Recorded data:
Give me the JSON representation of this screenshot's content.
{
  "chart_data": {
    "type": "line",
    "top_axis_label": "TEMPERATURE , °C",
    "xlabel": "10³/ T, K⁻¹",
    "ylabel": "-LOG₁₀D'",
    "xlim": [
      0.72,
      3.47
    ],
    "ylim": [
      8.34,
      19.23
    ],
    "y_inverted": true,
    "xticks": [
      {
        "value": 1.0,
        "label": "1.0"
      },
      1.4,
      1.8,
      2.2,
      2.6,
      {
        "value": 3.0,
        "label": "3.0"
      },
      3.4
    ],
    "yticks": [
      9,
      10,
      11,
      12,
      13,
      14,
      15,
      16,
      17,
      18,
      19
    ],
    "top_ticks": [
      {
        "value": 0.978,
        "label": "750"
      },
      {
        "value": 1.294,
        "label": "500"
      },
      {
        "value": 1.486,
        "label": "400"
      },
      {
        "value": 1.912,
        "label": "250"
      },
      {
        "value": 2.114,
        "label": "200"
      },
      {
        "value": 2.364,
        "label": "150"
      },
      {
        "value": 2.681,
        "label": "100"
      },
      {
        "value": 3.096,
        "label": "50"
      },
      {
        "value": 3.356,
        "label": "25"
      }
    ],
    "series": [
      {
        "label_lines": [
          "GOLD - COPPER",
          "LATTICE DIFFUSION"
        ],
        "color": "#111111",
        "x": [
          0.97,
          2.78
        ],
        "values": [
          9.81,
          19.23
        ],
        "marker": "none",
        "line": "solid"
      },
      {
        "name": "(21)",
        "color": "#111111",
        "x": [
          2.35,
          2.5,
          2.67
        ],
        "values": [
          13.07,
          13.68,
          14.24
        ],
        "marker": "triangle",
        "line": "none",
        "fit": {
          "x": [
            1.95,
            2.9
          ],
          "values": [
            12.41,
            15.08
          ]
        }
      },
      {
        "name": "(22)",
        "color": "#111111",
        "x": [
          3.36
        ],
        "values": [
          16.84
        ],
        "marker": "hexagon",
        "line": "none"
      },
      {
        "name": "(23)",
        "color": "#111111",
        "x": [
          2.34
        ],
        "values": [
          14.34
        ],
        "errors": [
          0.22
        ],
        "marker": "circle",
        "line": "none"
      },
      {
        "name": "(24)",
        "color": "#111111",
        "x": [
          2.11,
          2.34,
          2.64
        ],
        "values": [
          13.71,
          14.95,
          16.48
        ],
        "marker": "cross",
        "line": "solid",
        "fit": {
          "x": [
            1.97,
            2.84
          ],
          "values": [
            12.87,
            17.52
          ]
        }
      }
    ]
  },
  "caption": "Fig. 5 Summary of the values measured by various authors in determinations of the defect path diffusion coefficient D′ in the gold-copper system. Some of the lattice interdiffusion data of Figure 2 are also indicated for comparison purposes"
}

PROBLEM STATEMENT: Reproduce the records in full, exactly as written.

SOLUTION FOR THIS EXERCISE:
Give me the JSON representation of this screenshot's content.
{
  "chart_data": {
    "type": "line",
    "top_axis_label": "TEMPERATURE , °C",
    "xlabel": "10³/ T, K⁻¹",
    "ylabel": "-LOG₁₀D'",
    "xlim": [
      0.72,
      3.47
    ],
    "ylim": [
      8.34,
      19.23
    ],
    "y_inverted": true,
    "xticks": [
      {
        "value": 1.0,
        "label": "1.0"
      },
      1.4,
      1.8,
      2.2,
      2.6,
      {
        "value": 3.0,
        "label": "3.0"
      },
      3.4
    ],
    "yticks": [
      9,
      10,
      11,
      12,
      13,
      14,
      15,
      16,
      17,
      18,
      19
    ],
    "top_ticks": [
      {
        "value": 0.978,
        "label": "750"
      },
      {
        "value": 1.294,
        "label": "500"
      },
      {
        "value": 1.486,
        "label": "400"
      },
      {
        "value": 1.912,
        "label": "250"
      },
      {
        "value": 2.114,
        "label": "200"
      },
      {
        "value": 2.364,
        "label": "150"
      },
      {
        "value": 2.681,
        "label": "100"
      },
      {
        "value": 3.096,
        "label": "50"
      },
      {
        "value": 3.356,
        "label": "25"
      }
    ],
    "series": [
      {
        "label_lines": [
          "GOLD - COPPER",
          "LATTICE DIFFUSION"
        ],
        "color": "#111111",
        "x": [
          0.97,
          2.78
        ],
        "values": [
          9.81,
          19.23
        ],
        "marker": "none",
        "line": "solid"
      },
      {
        "name": "(21)",
        "color": "#111111",
        "x": [
          2.35,
          2.5,
          2.67
        ],
        "values": [
          13.07,
          13.68,
          14.24
        ],
        "marker": "triangle",
        "line": "none",
        "fit": {
          "x": [
            1.95,
            2.9
          ],
          "values": [
            12.41,
            15.08
          ]
        }
      },
      {
        "name": "(22)",
        "color": "#111111",
        "x": [
          3.36
        ],
        "values": [
          16.84
        ],
        "marker": "hexagon",
        "line": "none"
      },
      {
        "name": "(23)",
        "color": "#111111",
        "x": [
          2.34
        ],
        "values": [
          14.34
        ],
        "errors": [
          0.22
        ],
        "marker": "circle",
        "line": "none"
      },
      {
        "name": "(24)",
        "color": "#111111",
        "x": [
          2.11,
          2.34,
          2.64
        ],
        "values": [
          13.71,
          14.95,
          16.48
        ],
        "marker": "cross",
        "line": "solid",
        "fit": {
          "x": [
            1.97,
            2.84
          ],
          "values": [
            12.87,
            17.52
          ]
        }
      }
    ]
  },
  "caption": "Fig. 5 Summary of the values measured by various authors in determinations of the defect path diffusion coefficient D′ in the gold-copper system. Some of the lattice interdiffusion data of Figure 2 are also indicated for comparison purposes"
}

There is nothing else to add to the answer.